Your objective: Reproduce the listing below exactly. Pictures do not belong in the copy.
## START Material supplied
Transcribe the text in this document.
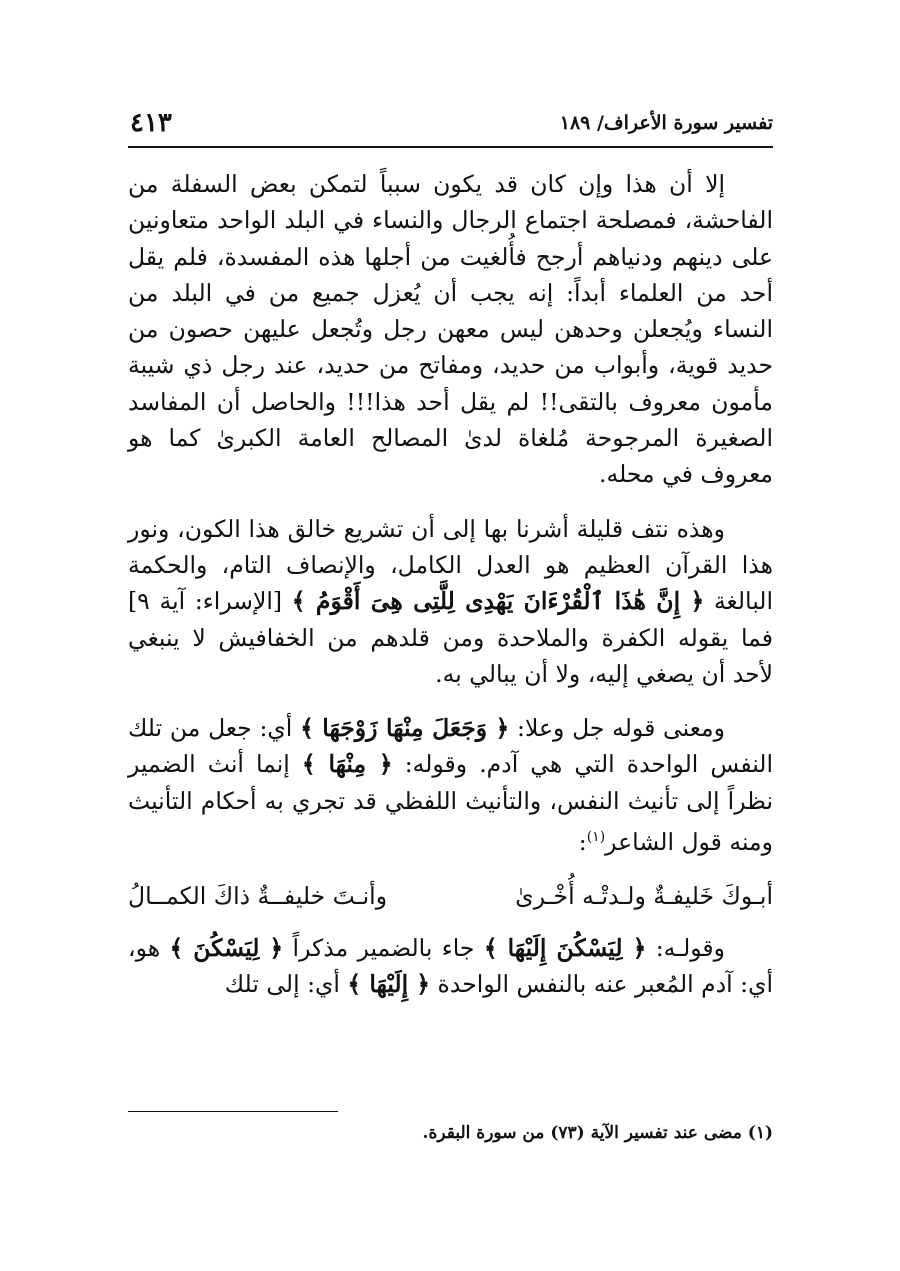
تفسير سورة الأعراف/ ١٨٩
٤١٣

إلا أن هذا وإن كان قد يكون سبباً لتمكن بعض السفلة من الفاحشة، فمصلحة اجتماع الرجال والنساء في البلد الواحد متعاونين على دينهم ودنياهم أرجح فأُلغيت من أجلها هذه المفسدة، فلم يقل أحد من العلماء أبداً: إنه يجب أن يُعزل جميع من في البلد من النساء ويُجعلن وحدهن ليس معهن رجل وتُجعل عليهن حصون من حديد قوية، وأبواب من حديد، ومفاتح من حديد، عند رجل ذي شيبة مأمون معروف بالتقى!! لم يقل أحد هذا!!! والحاصل أن المفاسد الصغيرة المرجوحة مُلغاة لدىٰ المصالح العامة الكبرىٰ كما هو معروف في محله.

وهذه نتف قليلة أشرنا بها إلى أن تشريع خالق هذا الكون، ونور هذا القرآن العظيم هو العدل الكامل، والإنصاف التام، والحكمة البالغة ﴿ إِنَّ هَٰذَا ٱلْقُرْءَانَ يَهْدِى لِلَّتِى هِىَ أَقْوَمُ ﴾ [الإسراء: آية ٩] فما يقوله الكفرة والملاحدة ومن قلدهم من الخفافيش لا ينبغي لأحد أن يصغي إليه، ولا أن يبالي به.

ومعنى قوله جل وعلا: ﴿ وَجَعَلَ مِنْهَا زَوْجَهَا ﴾ أي: جعل من تلك النفس الواحدة التي هي آدم. وقوله: ﴿ مِنْهَا ﴾ إنما أنث الضمير نظراً إلى تأنيث النفس، والتأنيث اللفظي قد تجري به أحكام التأنيث ومنه قول الشاعر$^{(١)}$:

أبـوكَ خَليفـةٌ ولـدتْـه أُخْـرىٰ
وأنـتَ خليفــةٌ ذاكَ الكمــالُ

وقولـه: ﴿ لِيَسْكُنَ إِلَيْهَا ﴾ جاء بالضمير مذكراً ﴿ لِيَسْكُنَ ﴾ هو، أي: آدم المُعبر عنه بالنفس الواحدة ﴿ إِلَيْهَا ﴾ أي: إلى تلك

(١) مضى عند تفسير الآية (٧٣) من سورة البقرة.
## END Material supplied
Finished task:
Transcribe the text in this document.
تفسير سورة الأعراف/ ١٨٩
٤١٣

إلا أن هذا وإن كان قد يكون سبباً لتمكن بعض السفلة من الفاحشة، فمصلحة اجتماع الرجال والنساء في البلد الواحد متعاونين على دينهم ودنياهم أرجح فأُلغيت من أجلها هذه المفسدة، فلم يقل أحد من العلماء أبداً: إنه يجب أن يُعزل جميع من في البلد من النساء ويُجعلن وحدهن ليس معهن رجل وتُجعل عليهن حصون من حديد قوية، وأبواب من حديد، ومفاتح من حديد، عند رجل ذي شيبة مأمون معروف بالتقى!! لم يقل أحد هذا!!! والحاصل أن المفاسد الصغيرة المرجوحة مُلغاة لدىٰ المصالح العامة الكبرىٰ كما هو معروف في محله.

وهذه نتف قليلة أشرنا بها إلى أن تشريع خالق هذا الكون، ونور هذا القرآن العظيم هو العدل الكامل، والإنصاف التام، والحكمة البالغة ﴿ إِنَّ هَٰذَا ٱلْقُرْءَانَ يَهْدِى لِلَّتِى هِىَ أَقْوَمُ ﴾ [الإسراء: آية ٩] فما يقوله الكفرة والملاحدة ومن قلدهم من الخفافيش لا ينبغي لأحد أن يصغي إليه، ولا أن يبالي به.

ومعنى قوله جل وعلا: ﴿ وَجَعَلَ مِنْهَا زَوْجَهَا ﴾ أي: جعل من تلك النفس الواحدة التي هي آدم. وقوله: ﴿ مِنْهَا ﴾ إنما أنث الضمير نظراً إلى تأنيث النفس، والتأنيث اللفظي قد تجري به أحكام التأنيث ومنه قول الشاعر$^{(١)}$:

أبـوكَ خَليفـةٌ ولـدتْـه أُخْـرىٰ
وأنـتَ خليفــةٌ ذاكَ الكمــالُ

وقولـه: ﴿ لِيَسْكُنَ إِلَيْهَا ﴾ جاء بالضمير مذكراً ﴿ لِيَسْكُنَ ﴾ هو، أي: آدم المُعبر عنه بالنفس الواحدة ﴿ إِلَيْهَا ﴾ أي: إلى تلك

(١) مضى عند تفسير الآية (٧٣) من سورة البقرة.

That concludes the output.